TASK REQUIREMENTS
Every record must appear in your copy exactly as written, with no pictures.

DATASET RECORDS
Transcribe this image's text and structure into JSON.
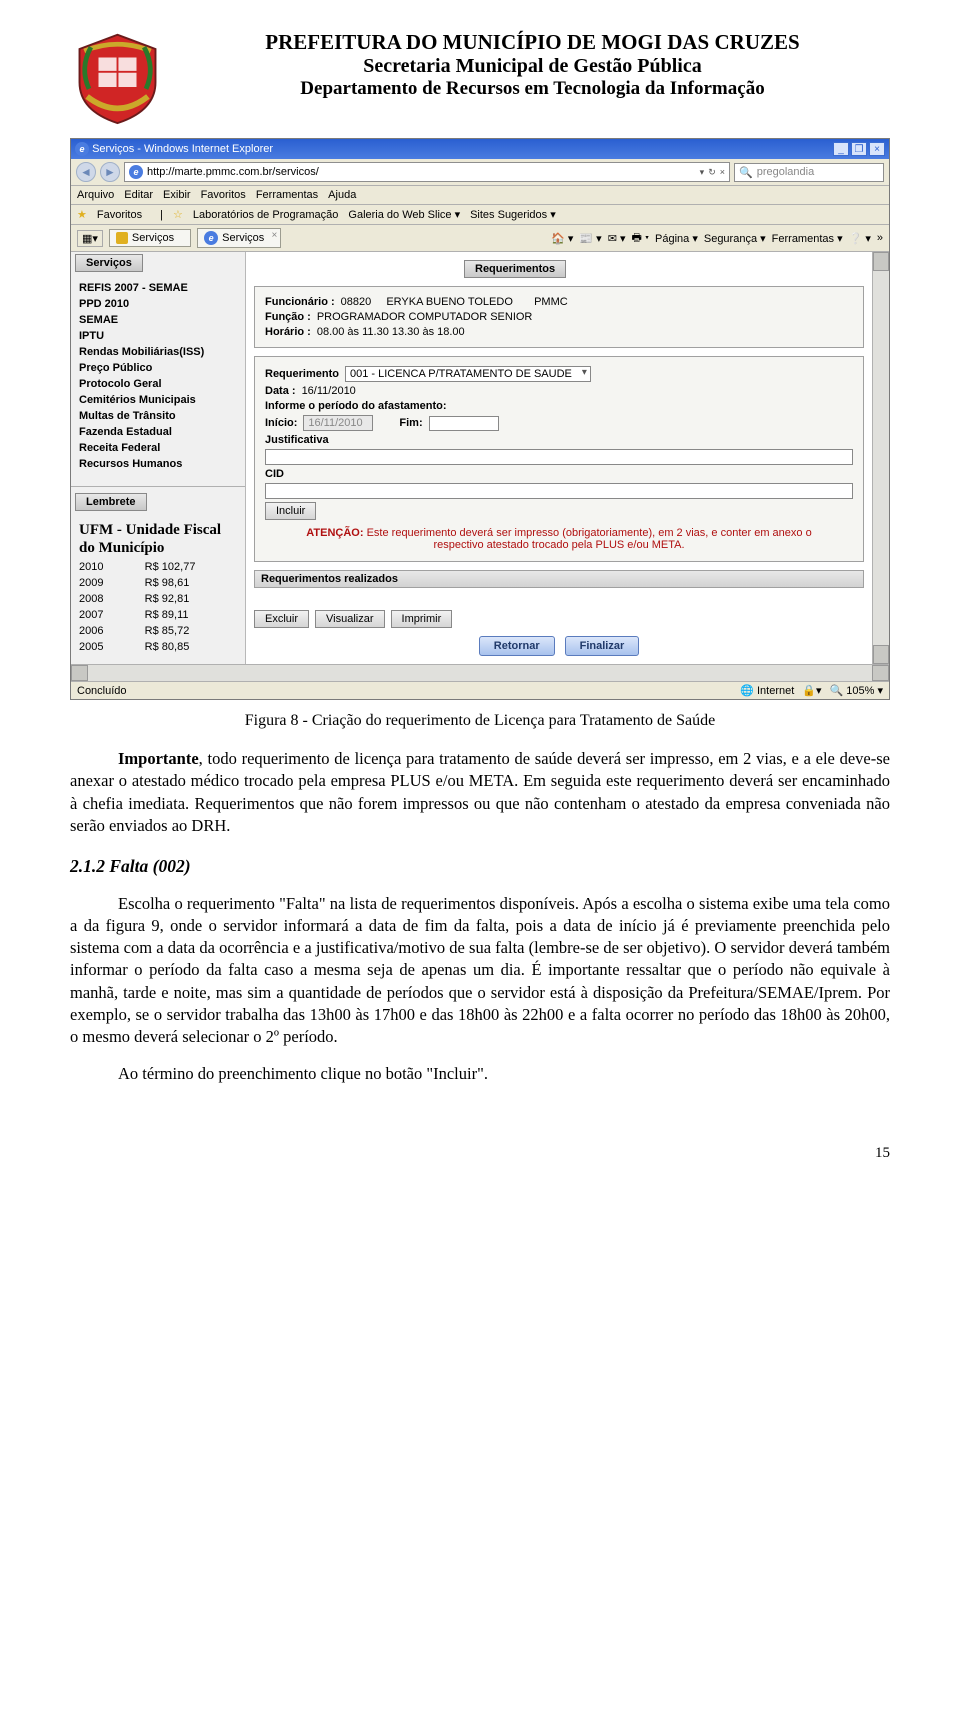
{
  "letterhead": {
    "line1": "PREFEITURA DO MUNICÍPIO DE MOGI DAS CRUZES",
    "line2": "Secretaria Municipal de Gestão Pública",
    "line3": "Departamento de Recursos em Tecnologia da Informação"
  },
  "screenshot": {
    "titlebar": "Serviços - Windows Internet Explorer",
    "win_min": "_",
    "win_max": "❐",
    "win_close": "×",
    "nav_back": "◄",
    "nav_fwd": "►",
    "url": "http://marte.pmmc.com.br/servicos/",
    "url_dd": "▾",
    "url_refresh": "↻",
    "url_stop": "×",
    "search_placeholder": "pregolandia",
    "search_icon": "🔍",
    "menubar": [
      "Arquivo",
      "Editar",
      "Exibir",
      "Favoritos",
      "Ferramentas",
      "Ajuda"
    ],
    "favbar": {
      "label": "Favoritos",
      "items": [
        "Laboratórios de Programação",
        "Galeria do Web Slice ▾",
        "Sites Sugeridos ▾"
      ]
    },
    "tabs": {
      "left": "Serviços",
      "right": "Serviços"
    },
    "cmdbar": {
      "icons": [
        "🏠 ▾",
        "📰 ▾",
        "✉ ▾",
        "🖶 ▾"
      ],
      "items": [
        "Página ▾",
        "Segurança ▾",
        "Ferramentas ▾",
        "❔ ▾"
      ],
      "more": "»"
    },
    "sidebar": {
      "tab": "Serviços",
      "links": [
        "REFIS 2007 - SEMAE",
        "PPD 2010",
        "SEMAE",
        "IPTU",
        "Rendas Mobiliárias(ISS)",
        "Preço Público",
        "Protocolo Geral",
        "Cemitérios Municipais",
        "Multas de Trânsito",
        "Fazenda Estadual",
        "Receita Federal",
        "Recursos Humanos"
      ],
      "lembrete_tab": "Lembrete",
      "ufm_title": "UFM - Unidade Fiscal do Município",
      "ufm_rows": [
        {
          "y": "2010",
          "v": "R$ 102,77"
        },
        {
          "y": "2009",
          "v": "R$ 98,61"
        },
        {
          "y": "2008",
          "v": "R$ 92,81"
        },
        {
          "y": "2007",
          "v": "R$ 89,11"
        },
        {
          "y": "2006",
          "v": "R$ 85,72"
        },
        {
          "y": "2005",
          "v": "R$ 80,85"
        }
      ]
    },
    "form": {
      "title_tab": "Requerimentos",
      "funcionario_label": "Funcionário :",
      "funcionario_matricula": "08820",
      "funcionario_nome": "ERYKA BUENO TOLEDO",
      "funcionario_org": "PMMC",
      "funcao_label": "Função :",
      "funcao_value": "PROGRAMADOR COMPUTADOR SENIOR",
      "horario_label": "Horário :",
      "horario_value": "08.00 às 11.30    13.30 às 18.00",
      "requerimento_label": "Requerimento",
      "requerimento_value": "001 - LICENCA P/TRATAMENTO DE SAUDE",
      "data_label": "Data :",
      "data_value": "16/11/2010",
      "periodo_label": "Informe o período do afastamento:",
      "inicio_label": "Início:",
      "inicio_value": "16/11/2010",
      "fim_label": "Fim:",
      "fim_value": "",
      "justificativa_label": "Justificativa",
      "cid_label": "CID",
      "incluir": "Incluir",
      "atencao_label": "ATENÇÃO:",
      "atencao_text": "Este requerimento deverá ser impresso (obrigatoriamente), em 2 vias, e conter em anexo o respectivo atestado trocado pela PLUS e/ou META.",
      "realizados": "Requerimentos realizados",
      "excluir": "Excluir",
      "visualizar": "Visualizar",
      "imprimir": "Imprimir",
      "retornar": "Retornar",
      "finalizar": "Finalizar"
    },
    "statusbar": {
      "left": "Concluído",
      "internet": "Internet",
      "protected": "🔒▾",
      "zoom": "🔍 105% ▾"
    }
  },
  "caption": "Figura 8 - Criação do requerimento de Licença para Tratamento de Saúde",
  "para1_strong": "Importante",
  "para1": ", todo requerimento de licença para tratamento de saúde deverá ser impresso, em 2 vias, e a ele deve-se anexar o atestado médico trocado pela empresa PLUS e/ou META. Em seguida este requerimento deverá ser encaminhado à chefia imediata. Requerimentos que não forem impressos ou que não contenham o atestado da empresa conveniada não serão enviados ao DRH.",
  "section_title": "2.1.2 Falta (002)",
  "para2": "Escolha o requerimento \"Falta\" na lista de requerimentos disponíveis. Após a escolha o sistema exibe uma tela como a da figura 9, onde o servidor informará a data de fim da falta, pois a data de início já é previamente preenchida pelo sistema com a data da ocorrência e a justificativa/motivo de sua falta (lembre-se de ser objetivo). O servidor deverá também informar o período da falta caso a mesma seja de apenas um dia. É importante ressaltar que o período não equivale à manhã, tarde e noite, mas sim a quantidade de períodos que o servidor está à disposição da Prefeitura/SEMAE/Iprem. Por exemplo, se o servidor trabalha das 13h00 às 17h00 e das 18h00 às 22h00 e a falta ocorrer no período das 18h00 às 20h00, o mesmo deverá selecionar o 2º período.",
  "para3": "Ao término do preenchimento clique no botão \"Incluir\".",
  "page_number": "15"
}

RESPONSE TO THIS TASK
Transcribe this image's text and structure into JSON.
{
  "letterhead": {
    "line1": "PREFEITURA DO MUNICÍPIO DE MOGI DAS CRUZES",
    "line2": "Secretaria Municipal de Gestão Pública",
    "line3": "Departamento de Recursos em Tecnologia da Informação"
  },
  "screenshot": {
    "titlebar": "Serviços - Windows Internet Explorer",
    "win_min": "_",
    "win_max": "❐",
    "win_close": "×",
    "nav_back": "◄",
    "nav_fwd": "►",
    "url": "http://marte.pmmc.com.br/servicos/",
    "url_dd": "▾",
    "url_refresh": "↻",
    "url_stop": "×",
    "search_placeholder": "pregolandia",
    "search_icon": "🔍",
    "menubar": [
      "Arquivo",
      "Editar",
      "Exibir",
      "Favoritos",
      "Ferramentas",
      "Ajuda"
    ],
    "favbar": {
      "label": "Favoritos",
      "items": [
        "Laboratórios de Programação",
        "Galeria do Web Slice ▾",
        "Sites Sugeridos ▾"
      ]
    },
    "tabs": {
      "left": "Serviços",
      "right": "Serviços"
    },
    "cmdbar": {
      "icons": [
        "🏠 ▾",
        "📰 ▾",
        "✉ ▾",
        "🖶 ▾"
      ],
      "items": [
        "Página ▾",
        "Segurança ▾",
        "Ferramentas ▾",
        "❔ ▾"
      ],
      "more": "»"
    },
    "sidebar": {
      "tab": "Serviços",
      "links": [
        "REFIS 2007 - SEMAE",
        "PPD 2010",
        "SEMAE",
        "IPTU",
        "Rendas Mobiliárias(ISS)",
        "Preço Público",
        "Protocolo Geral",
        "Cemitérios Municipais",
        "Multas de Trânsito",
        "Fazenda Estadual",
        "Receita Federal",
        "Recursos Humanos"
      ],
      "lembrete_tab": "Lembrete",
      "ufm_title": "UFM - Unidade Fiscal do Município",
      "ufm_rows": [
        {
          "y": "2010",
          "v": "R$ 102,77"
        },
        {
          "y": "2009",
          "v": "R$ 98,61"
        },
        {
          "y": "2008",
          "v": "R$ 92,81"
        },
        {
          "y": "2007",
          "v": "R$ 89,11"
        },
        {
          "y": "2006",
          "v": "R$ 85,72"
        },
        {
          "y": "2005",
          "v": "R$ 80,85"
        }
      ]
    },
    "form": {
      "title_tab": "Requerimentos",
      "funcionario_label": "Funcionário :",
      "funcionario_matricula": "08820",
      "funcionario_nome": "ERYKA BUENO TOLEDO",
      "funcionario_org": "PMMC",
      "funcao_label": "Função :",
      "funcao_value": "PROGRAMADOR COMPUTADOR SENIOR",
      "horario_label": "Horário :",
      "horario_value": "08.00 às 11.30    13.30 às 18.00",
      "requerimento_label": "Requerimento",
      "requerimento_value": "001 - LICENCA P/TRATAMENTO DE SAUDE",
      "data_label": "Data :",
      "data_value": "16/11/2010",
      "periodo_label": "Informe o período do afastamento:",
      "inicio_label": "Início:",
      "inicio_value": "16/11/2010",
      "fim_label": "Fim:",
      "fim_value": "",
      "justificativa_label": "Justificativa",
      "cid_label": "CID",
      "incluir": "Incluir",
      "atencao_label": "ATENÇÃO:",
      "atencao_text": "Este requerimento deverá ser impresso (obrigatoriamente), em 2 vias, e conter em anexo o respectivo atestado trocado pela PLUS e/ou META.",
      "realizados": "Requerimentos realizados",
      "excluir": "Excluir",
      "visualizar": "Visualizar",
      "imprimir": "Imprimir",
      "retornar": "Retornar",
      "finalizar": "Finalizar"
    },
    "statusbar": {
      "left": "Concluído",
      "internet": "Internet",
      "protected": "🔒▾",
      "zoom": "🔍 105% ▾"
    }
  },
  "caption": "Figura 8 - Criação do requerimento de Licença para Tratamento de Saúde",
  "para1_strong": "Importante",
  "para1": ", todo requerimento de licença para tratamento de saúde deverá ser impresso, em 2 vias, e a ele deve-se anexar o atestado médico trocado pela empresa PLUS e/ou META. Em seguida este requerimento deverá ser encaminhado à chefia imediata. Requerimentos que não forem impressos ou que não contenham o atestado da empresa conveniada não serão enviados ao DRH.",
  "section_title": "2.1.2 Falta (002)",
  "para2": "Escolha o requerimento \"Falta\" na lista de requerimentos disponíveis. Após a escolha o sistema exibe uma tela como a da figura 9, onde o servidor informará a data de fim da falta, pois a data de início já é previamente preenchida pelo sistema com a data da ocorrência e a justificativa/motivo de sua falta (lembre-se de ser objetivo). O servidor deverá também informar o período da falta caso a mesma seja de apenas um dia. É importante ressaltar que o período não equivale à manhã, tarde e noite, mas sim a quantidade de períodos que o servidor está à disposição da Prefeitura/SEMAE/Iprem. Por exemplo, se o servidor trabalha das 13h00 às 17h00 e das 18h00 às 22h00 e a falta ocorrer no período das 18h00 às 20h00, o mesmo deverá selecionar o 2º período.",
  "para3": "Ao término do preenchimento clique no botão \"Incluir\".",
  "page_number": "15"
}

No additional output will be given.